┌────────
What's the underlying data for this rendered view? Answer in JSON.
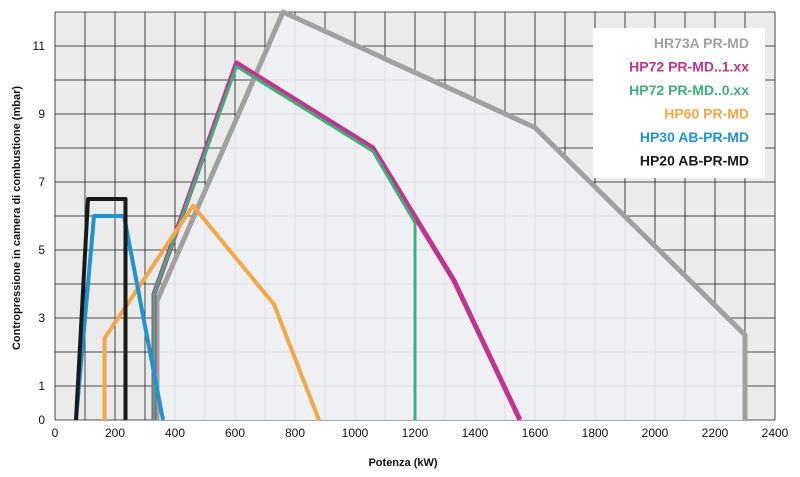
{
  "chart_data": {
    "type": "line",
    "xlabel": "Potenza (kW)",
    "ylabel": "Contropressione in camera di combustione (mbar)",
    "xlim": [
      0,
      2400
    ],
    "ylim": [
      0,
      12
    ],
    "x_ticks": [
      "0",
      "200",
      "400",
      "600",
      "800",
      "1000",
      "1200",
      "1400",
      "1600",
      "1800",
      "2000",
      "2200",
      "2400"
    ],
    "y_ticks": [
      "0",
      "1",
      "3",
      "5",
      "7",
      "9",
      "11"
    ],
    "grid": true,
    "legend_position": "top-right",
    "series": [
      {
        "name": "HR73A PR-MD",
        "color": "#a0a0a0",
        "points": [
          [
            340,
            0
          ],
          [
            340,
            3.5
          ],
          [
            760,
            12
          ],
          [
            1600,
            8.6
          ],
          [
            2300,
            2.5
          ],
          [
            2300,
            0
          ]
        ]
      },
      {
        "name": "HP72 PR-MD..1.xx",
        "color": "#c0348c",
        "points": [
          [
            330,
            0
          ],
          [
            330,
            3.7
          ],
          [
            605,
            10.5
          ],
          [
            1060,
            8.0
          ],
          [
            1330,
            4.1
          ],
          [
            1550,
            0
          ]
        ]
      },
      {
        "name": "HP72 PR-MD..0.xx",
        "color": "#3fae7a",
        "points": [
          [
            330,
            0
          ],
          [
            330,
            3.7
          ],
          [
            605,
            10.4
          ],
          [
            1060,
            7.9
          ],
          [
            1200,
            5.8
          ],
          [
            1200,
            0
          ]
        ]
      },
      {
        "name": "HP60 PR-MD",
        "color": "#f0a848",
        "points": [
          [
            165,
            0
          ],
          [
            165,
            2.4
          ],
          [
            460,
            6.3
          ],
          [
            730,
            3.4
          ],
          [
            880,
            0
          ]
        ]
      },
      {
        "name": "HP30 AB-PR-MD",
        "color": "#1f92cf",
        "points": [
          [
            70,
            0
          ],
          [
            130,
            6.0
          ],
          [
            230,
            6.0
          ],
          [
            360,
            0
          ]
        ]
      },
      {
        "name": "HP20 AB-PR-MD",
        "color": "#1a1a1a",
        "points": [
          [
            70,
            0
          ],
          [
            110,
            6.5
          ],
          [
            235,
            6.5
          ],
          [
            235,
            0
          ]
        ]
      }
    ]
  }
}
└────────
# Given problem
Transcribe the records word for word and include no pictures.

# Solution for this exercise
What's the underlying data for this rendered view? Answer in JSON.
{
  "chart_data": {
    "type": "line",
    "xlabel": "Potenza (kW)",
    "ylabel": "Contropressione in camera di combustione (mbar)",
    "xlim": [
      0,
      2400
    ],
    "ylim": [
      0,
      12
    ],
    "x_ticks": [
      "0",
      "200",
      "400",
      "600",
      "800",
      "1000",
      "1200",
      "1400",
      "1600",
      "1800",
      "2000",
      "2200",
      "2400"
    ],
    "y_ticks": [
      "0",
      "1",
      "3",
      "5",
      "7",
      "9",
      "11"
    ],
    "grid": true,
    "legend_position": "top-right",
    "series": [
      {
        "name": "HR73A PR-MD",
        "color": "#a0a0a0",
        "points": [
          [
            340,
            0
          ],
          [
            340,
            3.5
          ],
          [
            760,
            12
          ],
          [
            1600,
            8.6
          ],
          [
            2300,
            2.5
          ],
          [
            2300,
            0
          ]
        ]
      },
      {
        "name": "HP72 PR-MD..1.xx",
        "color": "#c0348c",
        "points": [
          [
            330,
            0
          ],
          [
            330,
            3.7
          ],
          [
            605,
            10.5
          ],
          [
            1060,
            8.0
          ],
          [
            1330,
            4.1
          ],
          [
            1550,
            0
          ]
        ]
      },
      {
        "name": "HP72 PR-MD..0.xx",
        "color": "#3fae7a",
        "points": [
          [
            330,
            0
          ],
          [
            330,
            3.7
          ],
          [
            605,
            10.4
          ],
          [
            1060,
            7.9
          ],
          [
            1200,
            5.8
          ],
          [
            1200,
            0
          ]
        ]
      },
      {
        "name": "HP60 PR-MD",
        "color": "#f0a848",
        "points": [
          [
            165,
            0
          ],
          [
            165,
            2.4
          ],
          [
            460,
            6.3
          ],
          [
            730,
            3.4
          ],
          [
            880,
            0
          ]
        ]
      },
      {
        "name": "HP30 AB-PR-MD",
        "color": "#1f92cf",
        "points": [
          [
            70,
            0
          ],
          [
            130,
            6.0
          ],
          [
            230,
            6.0
          ],
          [
            360,
            0
          ]
        ]
      },
      {
        "name": "HP20 AB-PR-MD",
        "color": "#1a1a1a",
        "points": [
          [
            70,
            0
          ],
          [
            110,
            6.5
          ],
          [
            235,
            6.5
          ],
          [
            235,
            0
          ]
        ]
      }
    ]
  }
}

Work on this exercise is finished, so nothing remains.